-- BEGIN Records for this task --
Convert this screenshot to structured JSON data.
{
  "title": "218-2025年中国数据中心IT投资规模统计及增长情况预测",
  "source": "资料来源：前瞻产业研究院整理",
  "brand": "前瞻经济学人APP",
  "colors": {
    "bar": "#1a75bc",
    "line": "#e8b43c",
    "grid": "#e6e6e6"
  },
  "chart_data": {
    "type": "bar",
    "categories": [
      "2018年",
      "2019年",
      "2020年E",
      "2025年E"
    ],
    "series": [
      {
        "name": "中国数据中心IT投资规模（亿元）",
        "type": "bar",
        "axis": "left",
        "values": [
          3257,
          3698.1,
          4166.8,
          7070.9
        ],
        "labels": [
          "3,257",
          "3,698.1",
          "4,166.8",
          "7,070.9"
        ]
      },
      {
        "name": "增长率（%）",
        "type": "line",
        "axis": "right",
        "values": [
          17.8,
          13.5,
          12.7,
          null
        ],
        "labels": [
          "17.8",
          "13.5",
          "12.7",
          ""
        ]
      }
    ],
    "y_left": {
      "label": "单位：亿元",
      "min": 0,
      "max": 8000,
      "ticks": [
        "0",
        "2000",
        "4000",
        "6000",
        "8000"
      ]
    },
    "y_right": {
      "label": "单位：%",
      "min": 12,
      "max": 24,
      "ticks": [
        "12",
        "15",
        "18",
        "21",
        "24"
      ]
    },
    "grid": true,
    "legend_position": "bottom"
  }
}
-- END Records for this task --
Request. Every line of the records above needs to be given again exactly.

Exercise response.
Convert this screenshot to structured JSON data.
{
  "title": "218-2025年中国数据中心IT投资规模统计及增长情况预测",
  "source": "资料来源：前瞻产业研究院整理",
  "brand": "前瞻经济学人APP",
  "colors": {
    "bar": "#1a75bc",
    "line": "#e8b43c",
    "grid": "#e6e6e6"
  },
  "chart_data": {
    "type": "bar",
    "categories": [
      "2018年",
      "2019年",
      "2020年E",
      "2025年E"
    ],
    "series": [
      {
        "name": "中国数据中心IT投资规模（亿元）",
        "type": "bar",
        "axis": "left",
        "values": [
          3257,
          3698.1,
          4166.8,
          7070.9
        ],
        "labels": [
          "3,257",
          "3,698.1",
          "4,166.8",
          "7,070.9"
        ]
      },
      {
        "name": "增长率（%）",
        "type": "line",
        "axis": "right",
        "values": [
          17.8,
          13.5,
          12.7,
          null
        ],
        "labels": [
          "17.8",
          "13.5",
          "12.7",
          ""
        ]
      }
    ],
    "y_left": {
      "label": "单位：亿元",
      "min": 0,
      "max": 8000,
      "ticks": [
        "0",
        "2000",
        "4000",
        "6000",
        "8000"
      ]
    },
    "y_right": {
      "label": "单位：%",
      "min": 12,
      "max": 24,
      "ticks": [
        "12",
        "15",
        "18",
        "21",
        "24"
      ]
    },
    "grid": true,
    "legend_position": "bottom"
  }
}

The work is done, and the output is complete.